**WHAT TO PRODUCE**. Restate the listing below word for word, omitting any images.

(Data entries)
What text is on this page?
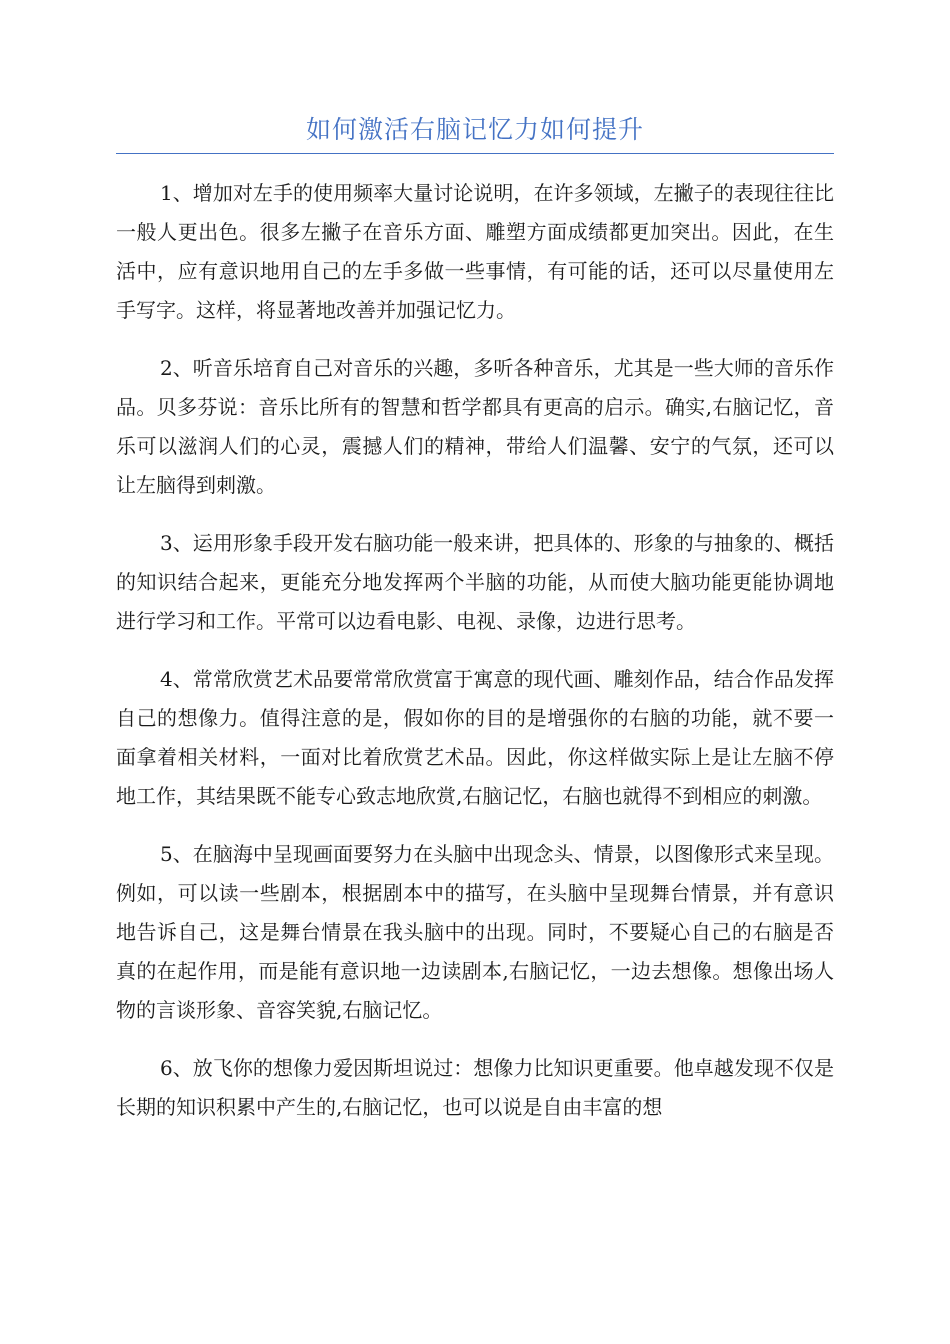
如何激活右脑记忆力如何提升

1、增加对左手的使用频率大量讨论说明，在许多领域，左撇子的表现往往比一般人更出色。很多左撇子在音乐方面、雕塑方面成绩都更加突出。因此，在生活中，应有意识地用自己的左手多做一些事情，有可能的话，还可以尽量使用左手写字。这样，将显著地改善并加强记忆力。

2、听音乐培育自己对音乐的兴趣，多听各种音乐，尤其是一些大师的音乐作品。贝多芬说：音乐比所有的智慧和哲学都具有更高的启示。确实,右脑记忆，音乐可以滋润人们的心灵，震撼人们的精神，带给人们温馨、安宁的气氛，还可以让左脑得到刺激。

3、运用形象手段开发右脑功能一般来讲，把具体的、形象的与抽象的、概括的知识结合起来，更能充分地发挥两个半脑的功能，从而使大脑功能更能协调地进行学习和工作。平常可以边看电影、电视、录像，边进行思考。

4、常常欣赏艺术品要常常欣赏富于寓意的现代画、雕刻作品，结合作品发挥自己的想像力。值得注意的是，假如你的目的是增强你的右脑的功能，就不要一面拿着相关材料，一面对比着欣赏艺术品。因此，你这样做实际上是让左脑不停地工作，其结果既不能专心致志地欣赏,右脑记忆，右脑也就得不到相应的刺激。

5、在脑海中呈现画面要努力在头脑中出现念头、情景，以图像形式来呈现。例如，可以读一些剧本，根据剧本中的描写，在头脑中呈现舞台情景，并有意识地告诉自己，这是舞台情景在我头脑中的出现。同时，不要疑心自己的右脑是否真的在起作用，而是能有意识地一边读剧本,右脑记忆，一边去想像。想像出场人物的言谈形象、音容笑貌,右脑记忆。

6、放飞你的想像力爱因斯坦说过：想像力比知识更重要。他卓越发现不仅是长期的知识积累中产生的,右脑记忆，也可以说是自由丰富的想
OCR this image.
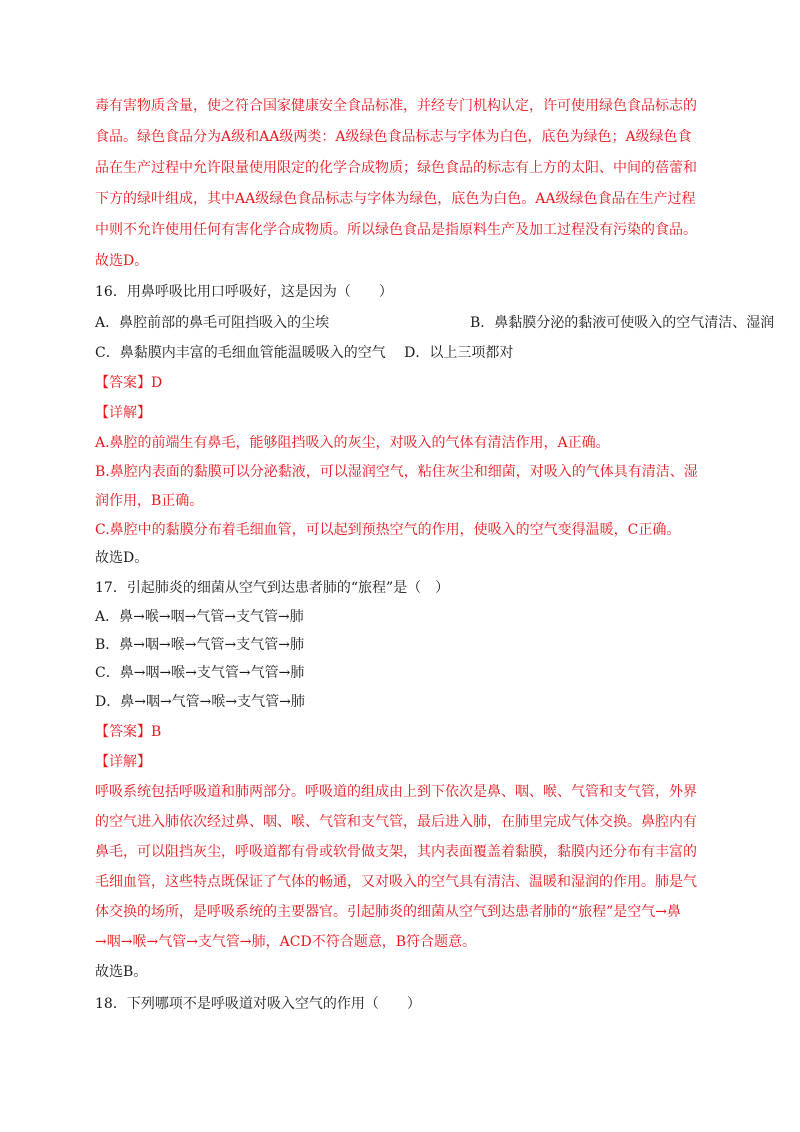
毒有害物质含量，使之符合国家健康安全食品标准，并经专门机构认定，许可使用绿色食品标志的
食品。绿色食品分为A级和AA级两类：A级绿色食品标志与字体为白色，底色为绿色；A级绿色食
品在生产过程中允许限量使用限定的化学合成物质；绿色食品的标志有上方的太阳、中间的蓓蕾和
下方的绿叶组成，其中AA级绿色食品标志与字体为绿色，底色为白色。AA级绿色食品在生产过程
中则不允许使用任何有害化学合成物质。所以绿色食品是指原料生产及加工过程没有污染的食品。
故选D。
16．用鼻呼吸比用口呼吸好，这是因为（　　）
A．鼻腔前部的鼻毛可阻挡吸入的尘埃	B．鼻黏膜分泌的黏液可使吸入的空气清洁、湿润
C．鼻黏膜内丰富的毛细血管能温暖吸入的空气　 D．以上三项都对
【答案】D
【详解】
A.鼻腔的前端生有鼻毛，能够阻挡吸入的灰尘，对吸入的气体有清洁作用，A正确。
B.鼻腔内表面的黏膜可以分泌黏液，可以湿润空气，粘住灰尘和细菌，对吸入的气体具有清洁、湿
润作用，B正确。
C.鼻腔中的黏膜分布着毛细血管，可以起到预热空气的作用，使吸入的空气变得温暖，C正确。
故选D。
17．引起肺炎的细菌从空气到达患者肺的“旅程”是（　）
A．鼻→喉→咽→气管→支气管→肺
B．鼻→咽→喉→气管→支气管→肺
C．鼻→咽→喉→支气管→气管→肺
D．鼻→咽→气管→喉→支气管→肺
【答案】B
【详解】
呼吸系统包括呼吸道和肺两部分。呼吸道的组成由上到下依次是鼻、咽、喉、气管和支气管，外界
的空气进入肺依次经过鼻、咽、喉、气管和支气管，最后进入肺，在肺里完成气体交换。鼻腔内有
鼻毛，可以阻挡灰尘，呼吸道都有骨或软骨做支架，其内表面覆盖着黏膜，黏膜内还分布有丰富的
毛细血管，这些特点既保证了气体的畅通，又对吸入的空气具有清洁、温暖和湿润的作用。肺是气
体交换的场所，是呼吸系统的主要器官。引起肺炎的细菌从空气到达患者肺的“旅程”是空气→鼻
→咽→喉→气管→支气管→肺，ACD不符合题意，B符合题意。
故选B。
18．下列哪项不是呼吸道对吸入空气的作用（　　）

**ANSWER TO THE PROBLEM**.
What text is on this page?
如何激活右脑记忆力如何提升

1、增加对左手的使用频率大量讨论说明，在许多领域，左撇子的表现往往比一般人更出色。很多左撇子在音乐方面、雕塑方面成绩都更加突出。因此，在生活中，应有意识地用自己的左手多做一些事情，有可能的话，还可以尽量使用左手写字。这样，将显著地改善并加强记忆力。

2、听音乐培育自己对音乐的兴趣，多听各种音乐，尤其是一些大师的音乐作品。贝多芬说：音乐比所有的智慧和哲学都具有更高的启示。确实,右脑记忆，音乐可以滋润人们的心灵，震撼人们的精神，带给人们温馨、安宁的气氛，还可以让左脑得到刺激。

3、运用形象手段开发右脑功能一般来讲，把具体的、形象的与抽象的、概括的知识结合起来，更能充分地发挥两个半脑的功能，从而使大脑功能更能协调地进行学习和工作。平常可以边看电影、电视、录像，边进行思考。

4、常常欣赏艺术品要常常欣赏富于寓意的现代画、雕刻作品，结合作品发挥自己的想像力。值得注意的是，假如你的目的是增强你的右脑的功能，就不要一面拿着相关材料，一面对比着欣赏艺术品。因此，你这样做实际上是让左脑不停地工作，其结果既不能专心致志地欣赏,右脑记忆，右脑也就得不到相应的刺激。

5、在脑海中呈现画面要努力在头脑中出现念头、情景，以图像形式来呈现。例如，可以读一些剧本，根据剧本中的描写，在头脑中呈现舞台情景，并有意识地告诉自己，这是舞台情景在我头脑中的出现。同时，不要疑心自己的右脑是否真的在起作用，而是能有意识地一边读剧本,右脑记忆，一边去想像。想像出场人物的言谈形象、音容笑貌,右脑记忆。

6、放飞你的想像力爱因斯坦说过：想像力比知识更重要。他卓越发现不仅是长期的知识积累中产生的,右脑记忆，也可以说是自由丰富的想
OCR this image.
毒有害物质含量，使之符合国家健康安全食品标准，并经专门机构认定，许可使用绿色食品标志的
食品。绿色食品分为A级和AA级两类：A级绿色食品标志与字体为白色，底色为绿色；A级绿色食
品在生产过程中允许限量使用限定的化学合成物质；绿色食品的标志有上方的太阳、中间的蓓蕾和
下方的绿叶组成，其中AA级绿色食品标志与字体为绿色，底色为白色。AA级绿色食品在生产过程
中则不允许使用任何有害化学合成物质。所以绿色食品是指原料生产及加工过程没有污染的食品。
故选D。
16．用鼻呼吸比用口呼吸好，这是因为（　　）
A．鼻腔前部的鼻毛可阻挡吸入的尘埃	B．鼻黏膜分泌的黏液可使吸入的空气清洁、湿润
C．鼻黏膜内丰富的毛细血管能温暖吸入的空气　 D．以上三项都对
【答案】D
【详解】
A.鼻腔的前端生有鼻毛，能够阻挡吸入的灰尘，对吸入的气体有清洁作用，A正确。
B.鼻腔内表面的黏膜可以分泌黏液，可以湿润空气，粘住灰尘和细菌，对吸入的气体具有清洁、湿
润作用，B正确。
C.鼻腔中的黏膜分布着毛细血管，可以起到预热空气的作用，使吸入的空气变得温暖，C正确。
故选D。
17．引起肺炎的细菌从空气到达患者肺的“旅程”是（　）
A．鼻→喉→咽→气管→支气管→肺
B．鼻→咽→喉→气管→支气管→肺
C．鼻→咽→喉→支气管→气管→肺
D．鼻→咽→气管→喉→支气管→肺
【答案】B
【详解】
呼吸系统包括呼吸道和肺两部分。呼吸道的组成由上到下依次是鼻、咽、喉、气管和支气管，外界
的空气进入肺依次经过鼻、咽、喉、气管和支气管，最后进入肺，在肺里完成气体交换。鼻腔内有
鼻毛，可以阻挡灰尘，呼吸道都有骨或软骨做支架，其内表面覆盖着黏膜，黏膜内还分布有丰富的
毛细血管，这些特点既保证了气体的畅通，又对吸入的空气具有清洁、温暖和湿润的作用。肺是气
体交换的场所，是呼吸系统的主要器官。引起肺炎的细菌从空气到达患者肺的“旅程”是空气→鼻
→咽→喉→气管→支气管→肺，ACD不符合题意，B符合题意。
故选B。
18．下列哪项不是呼吸道对吸入空气的作用（　　）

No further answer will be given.